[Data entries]
★ ★ ★ ★ ★

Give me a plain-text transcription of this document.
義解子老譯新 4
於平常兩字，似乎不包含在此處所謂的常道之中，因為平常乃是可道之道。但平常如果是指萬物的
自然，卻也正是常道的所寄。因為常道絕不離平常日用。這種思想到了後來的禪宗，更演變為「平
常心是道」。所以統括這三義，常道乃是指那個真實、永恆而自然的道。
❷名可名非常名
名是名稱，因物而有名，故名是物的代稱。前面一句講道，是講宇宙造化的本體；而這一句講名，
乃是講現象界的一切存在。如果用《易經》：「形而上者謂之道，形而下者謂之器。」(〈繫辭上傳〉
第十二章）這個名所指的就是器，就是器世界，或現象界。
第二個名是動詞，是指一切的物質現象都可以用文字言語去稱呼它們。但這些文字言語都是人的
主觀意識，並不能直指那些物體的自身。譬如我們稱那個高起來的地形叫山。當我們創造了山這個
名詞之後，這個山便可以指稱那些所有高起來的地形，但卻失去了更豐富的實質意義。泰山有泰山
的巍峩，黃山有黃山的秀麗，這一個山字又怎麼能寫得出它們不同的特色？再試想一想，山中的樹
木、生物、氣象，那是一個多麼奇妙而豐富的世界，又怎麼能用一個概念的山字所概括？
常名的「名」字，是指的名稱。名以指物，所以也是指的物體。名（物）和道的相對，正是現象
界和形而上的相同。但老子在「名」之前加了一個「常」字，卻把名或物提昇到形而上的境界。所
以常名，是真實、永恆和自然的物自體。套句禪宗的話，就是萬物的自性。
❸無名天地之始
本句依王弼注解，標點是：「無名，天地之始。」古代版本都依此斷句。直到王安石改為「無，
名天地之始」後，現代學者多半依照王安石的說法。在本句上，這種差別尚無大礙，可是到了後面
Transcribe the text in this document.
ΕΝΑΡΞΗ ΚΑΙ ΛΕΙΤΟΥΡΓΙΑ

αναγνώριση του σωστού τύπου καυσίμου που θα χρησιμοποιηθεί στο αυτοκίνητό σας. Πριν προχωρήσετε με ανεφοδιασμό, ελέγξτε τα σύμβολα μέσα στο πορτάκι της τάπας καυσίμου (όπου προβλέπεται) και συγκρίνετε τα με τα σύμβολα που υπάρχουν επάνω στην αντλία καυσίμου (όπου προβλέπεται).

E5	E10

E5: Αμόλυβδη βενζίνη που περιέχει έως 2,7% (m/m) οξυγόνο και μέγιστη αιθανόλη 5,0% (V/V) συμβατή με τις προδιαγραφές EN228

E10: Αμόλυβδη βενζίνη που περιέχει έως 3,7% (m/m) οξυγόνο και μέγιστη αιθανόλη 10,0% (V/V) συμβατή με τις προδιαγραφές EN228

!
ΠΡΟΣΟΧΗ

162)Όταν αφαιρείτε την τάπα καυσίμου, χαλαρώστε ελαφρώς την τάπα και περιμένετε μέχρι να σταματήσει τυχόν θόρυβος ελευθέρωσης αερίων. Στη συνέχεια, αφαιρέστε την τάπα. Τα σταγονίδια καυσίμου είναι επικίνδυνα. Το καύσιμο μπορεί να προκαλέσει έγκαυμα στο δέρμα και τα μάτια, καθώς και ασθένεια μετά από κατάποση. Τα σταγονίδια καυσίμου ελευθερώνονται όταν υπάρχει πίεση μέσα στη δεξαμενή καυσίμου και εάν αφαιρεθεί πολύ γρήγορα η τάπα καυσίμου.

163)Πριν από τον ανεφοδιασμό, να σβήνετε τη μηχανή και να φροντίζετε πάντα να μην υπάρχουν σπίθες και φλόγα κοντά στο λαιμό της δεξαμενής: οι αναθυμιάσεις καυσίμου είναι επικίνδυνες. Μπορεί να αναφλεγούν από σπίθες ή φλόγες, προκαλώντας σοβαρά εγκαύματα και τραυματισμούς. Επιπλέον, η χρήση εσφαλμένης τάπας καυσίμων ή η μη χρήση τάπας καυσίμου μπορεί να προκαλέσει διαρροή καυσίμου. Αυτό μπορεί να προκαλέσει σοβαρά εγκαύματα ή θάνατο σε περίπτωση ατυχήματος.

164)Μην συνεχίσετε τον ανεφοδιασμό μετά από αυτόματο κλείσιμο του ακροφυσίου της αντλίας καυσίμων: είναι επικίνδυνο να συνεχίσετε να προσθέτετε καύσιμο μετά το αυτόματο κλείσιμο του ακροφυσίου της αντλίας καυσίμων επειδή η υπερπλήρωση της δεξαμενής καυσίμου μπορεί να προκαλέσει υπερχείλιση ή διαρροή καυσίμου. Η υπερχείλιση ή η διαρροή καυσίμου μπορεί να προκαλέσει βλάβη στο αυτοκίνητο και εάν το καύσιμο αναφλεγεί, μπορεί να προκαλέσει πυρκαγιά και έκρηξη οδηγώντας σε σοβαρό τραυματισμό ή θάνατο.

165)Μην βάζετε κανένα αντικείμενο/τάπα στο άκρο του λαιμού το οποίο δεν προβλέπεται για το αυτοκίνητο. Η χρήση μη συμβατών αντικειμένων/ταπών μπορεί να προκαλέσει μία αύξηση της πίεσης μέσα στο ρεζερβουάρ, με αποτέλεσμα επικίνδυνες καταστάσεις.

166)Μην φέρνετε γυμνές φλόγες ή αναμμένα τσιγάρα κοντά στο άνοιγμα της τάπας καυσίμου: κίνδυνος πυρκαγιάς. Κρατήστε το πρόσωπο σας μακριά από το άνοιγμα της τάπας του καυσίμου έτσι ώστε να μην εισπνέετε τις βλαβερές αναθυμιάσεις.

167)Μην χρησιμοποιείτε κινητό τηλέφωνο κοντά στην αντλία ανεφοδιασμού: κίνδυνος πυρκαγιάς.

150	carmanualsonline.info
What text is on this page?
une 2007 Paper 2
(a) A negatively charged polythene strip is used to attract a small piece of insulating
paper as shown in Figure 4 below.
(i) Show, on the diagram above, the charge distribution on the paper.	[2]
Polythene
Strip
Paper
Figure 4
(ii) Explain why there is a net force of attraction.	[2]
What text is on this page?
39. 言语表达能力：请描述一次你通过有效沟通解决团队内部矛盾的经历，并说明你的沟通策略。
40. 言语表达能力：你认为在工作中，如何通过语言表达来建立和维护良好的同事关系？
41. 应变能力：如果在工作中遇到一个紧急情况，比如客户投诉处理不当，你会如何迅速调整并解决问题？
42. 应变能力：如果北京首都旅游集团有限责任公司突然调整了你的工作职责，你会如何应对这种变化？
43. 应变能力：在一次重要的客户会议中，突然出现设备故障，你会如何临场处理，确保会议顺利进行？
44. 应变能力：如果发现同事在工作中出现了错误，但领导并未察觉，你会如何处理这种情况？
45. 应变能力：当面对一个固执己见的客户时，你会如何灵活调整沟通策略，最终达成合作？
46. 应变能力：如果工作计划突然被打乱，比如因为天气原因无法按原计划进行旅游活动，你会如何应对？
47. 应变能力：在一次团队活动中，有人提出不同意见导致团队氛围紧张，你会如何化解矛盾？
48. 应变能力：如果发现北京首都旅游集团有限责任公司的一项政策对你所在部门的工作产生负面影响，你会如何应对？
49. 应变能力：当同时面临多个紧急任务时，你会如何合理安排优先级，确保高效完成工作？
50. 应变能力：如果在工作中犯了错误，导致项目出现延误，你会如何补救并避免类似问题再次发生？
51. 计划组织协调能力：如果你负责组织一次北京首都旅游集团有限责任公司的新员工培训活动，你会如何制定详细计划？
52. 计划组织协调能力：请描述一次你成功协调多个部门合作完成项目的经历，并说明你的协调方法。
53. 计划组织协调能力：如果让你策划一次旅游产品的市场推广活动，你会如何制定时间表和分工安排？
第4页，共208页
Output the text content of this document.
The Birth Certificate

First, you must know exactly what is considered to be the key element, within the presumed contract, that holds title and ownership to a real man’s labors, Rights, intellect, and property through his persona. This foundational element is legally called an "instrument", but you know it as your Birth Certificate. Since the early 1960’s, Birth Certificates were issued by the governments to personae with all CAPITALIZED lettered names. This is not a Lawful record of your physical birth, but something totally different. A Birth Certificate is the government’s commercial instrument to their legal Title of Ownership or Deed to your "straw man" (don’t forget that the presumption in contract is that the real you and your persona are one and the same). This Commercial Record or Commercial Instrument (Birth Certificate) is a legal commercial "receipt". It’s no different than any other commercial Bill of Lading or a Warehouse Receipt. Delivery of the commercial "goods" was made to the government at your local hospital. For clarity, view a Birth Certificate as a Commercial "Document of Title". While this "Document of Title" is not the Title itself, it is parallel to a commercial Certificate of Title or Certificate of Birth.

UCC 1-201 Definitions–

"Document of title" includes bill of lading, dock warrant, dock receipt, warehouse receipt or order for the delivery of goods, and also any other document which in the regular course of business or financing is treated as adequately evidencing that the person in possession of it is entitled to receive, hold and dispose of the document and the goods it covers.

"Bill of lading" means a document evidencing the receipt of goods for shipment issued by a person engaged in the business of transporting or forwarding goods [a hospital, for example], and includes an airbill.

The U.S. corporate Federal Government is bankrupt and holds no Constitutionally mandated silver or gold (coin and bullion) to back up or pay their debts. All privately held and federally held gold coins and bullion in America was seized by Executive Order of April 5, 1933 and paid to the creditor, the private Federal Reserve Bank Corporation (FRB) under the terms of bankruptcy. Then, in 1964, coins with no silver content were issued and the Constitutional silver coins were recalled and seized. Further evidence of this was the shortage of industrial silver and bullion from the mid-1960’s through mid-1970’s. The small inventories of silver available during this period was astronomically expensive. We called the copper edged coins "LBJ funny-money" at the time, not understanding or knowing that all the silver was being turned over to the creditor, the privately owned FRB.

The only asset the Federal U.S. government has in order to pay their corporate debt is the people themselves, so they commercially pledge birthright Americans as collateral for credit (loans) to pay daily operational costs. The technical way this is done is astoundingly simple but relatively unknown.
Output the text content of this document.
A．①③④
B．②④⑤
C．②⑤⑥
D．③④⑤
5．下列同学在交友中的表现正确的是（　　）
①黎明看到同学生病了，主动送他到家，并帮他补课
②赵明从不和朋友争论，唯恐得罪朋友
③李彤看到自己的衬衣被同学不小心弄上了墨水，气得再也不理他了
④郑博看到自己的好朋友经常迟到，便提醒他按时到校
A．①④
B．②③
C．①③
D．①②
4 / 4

★ ★ ★ ★ ★

Objective -
Look through the entries above. Extract each line with the word "μέσα".

Result -
αναγνώριση του σωστού τύπου καυσίμου που θα χρησιμοποιηθεί στο αυτοκίνητό σας. Πριν προχωρήσετε με ανεφοδιασμό, ελέγξτε τα σύμβολα μέσα στο πορτάκι της τάπας καυσίμου (όπου προβλέπεται) και συγκρίνετε τα με τα σύμβολα που υπάρχουν επάνω στην αντλία καυσίμου (όπου προβλέπεται).
162)Όταν αφαιρείτε την τάπα καυσίμου, χαλαρώστε ελαφρώς την τάπα και περιμένετε μέχρι να σταματήσει τυχόν θόρυβος ελευθέρωσης αερίων. Στη συνέχεια, αφαιρέστε την τάπα. Τα σταγονίδια καυσίμου είναι επικίνδυνα. Το καύσιμο μπορεί να προκαλέσει έγκαυμα στο δέρμα και τα μάτια, καθώς και ασθένεια μετά από κατάποση. Τα σταγονίδια καυσίμου ελευθερώνονται όταν υπάρχει πίεση μέσα στη δεξαμενή καυσίμου και εάν αφαιρεθεί πολύ γρήγορα η τάπα καυσίμου.
165)Μην βάζετε κανένα αντικείμενο/τάπα στο άκρο του λαιμού το οποίο δεν προβλέπεται για το αυτοκίνητο. Η χρήση μη συμβατών αντικειμένων/ταπών μπορεί να προκαλέσει μία αύξηση της πίεσης μέσα στο ρεζερβουάρ, με αποτέλεσμα επικίνδυνες καταστάσεις.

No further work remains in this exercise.